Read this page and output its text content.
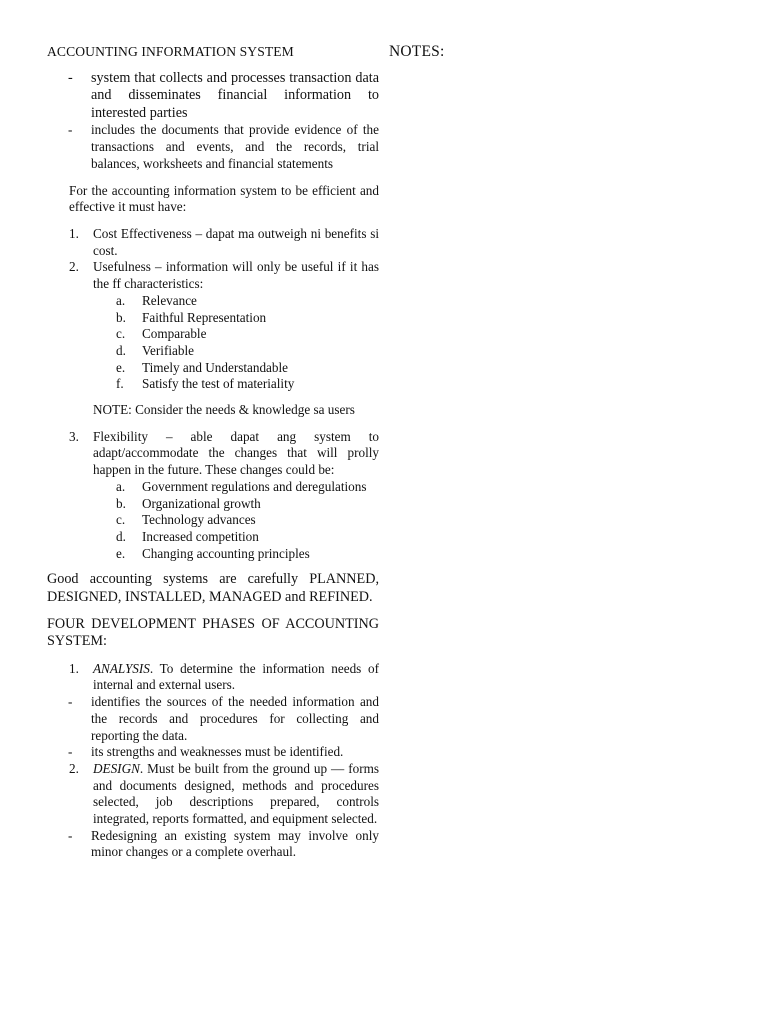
NOTES:
ACCOUNTING INFORMATION SYSTEM
-	system that collects and processes transaction data and disseminates financial information to interested parties
-	includes the documents that provide evidence of the transactions and events, and the records, trial balances, worksheets and financial statements
For the accounting information system to be efficient and effective it must have:
1.	Cost Effectiveness – dapat ma outweigh ni benefits si cost.
2.	Usefulness – information will only be useful if it has the ff characteristics:
a.	Relevance
b.	Faithful Representation
c.	Comparable
d.	Verifiable
e.	Timely and Understandable
f.	Satisfy the test of materiality
NOTE: Consider the needs & knowledge sa users
3.	Flexibility – able dapat ang system to adapt/accommodate the changes that will prolly happen in the future. These changes could be:
a.	Government regulations and deregulations
b.	Organizational growth
c.	Technology advances
d.	Increased competition
e.	Changing accounting principles
Good accounting systems are carefully PLANNED, DESIGNED, INSTALLED, MANAGED and REFINED.
FOUR DEVELOPMENT PHASES OF ACCOUNTING SYSTEM:
1.	ANALYSIS. To determine the information needs of internal and external users.
-	identifies the sources of the needed information and the records and procedures for collecting and reporting the data.
-	its strengths and weaknesses must be identified.
2.	DESIGN. Must be built from the ground up — forms and documents designed, methods and procedures selected, job descriptions prepared, controls integrated, reports formatted, and equipment selected.
-	Redesigning an existing system may involve only minor changes or a complete overhaul.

> **Requirements**:
Skip the pictures and print each record exactly as it stands.

> **Complete answer**:
Read this page and output its text content.
NOTES:
ACCOUNTING INFORMATION SYSTEM
-	system that collects and processes transaction data and disseminates financial information to interested parties
-	includes the documents that provide evidence of the transactions and events, and the records, trial balances, worksheets and financial statements
For the accounting information system to be efficient and effective it must have:
1.	Cost Effectiveness – dapat ma outweigh ni benefits si cost.
2.	Usefulness – information will only be useful if it has the ff characteristics:
a.	Relevance
b.	Faithful Representation
c.	Comparable
d.	Verifiable
e.	Timely and Understandable
f.	Satisfy the test of materiality
NOTE: Consider the needs & knowledge sa users
3.	Flexibility – able dapat ang system to adapt/accommodate the changes that will prolly happen in the future. These changes could be:
a.	Government regulations and deregulations
b.	Organizational growth
c.	Technology advances
d.	Increased competition
e.	Changing accounting principles
Good accounting systems are carefully PLANNED, DESIGNED, INSTALLED, MANAGED and REFINED.
FOUR DEVELOPMENT PHASES OF ACCOUNTING SYSTEM:
1.	ANALYSIS. To determine the information needs of internal and external users.
-	identifies the sources of the needed information and the records and procedures for collecting and reporting the data.
-	its strengths and weaknesses must be identified.
2.	DESIGN. Must be built from the ground up — forms and documents designed, methods and procedures selected, job descriptions prepared, controls integrated, reports formatted, and equipment selected.
-	Redesigning an existing system may involve only minor changes or a complete overhaul.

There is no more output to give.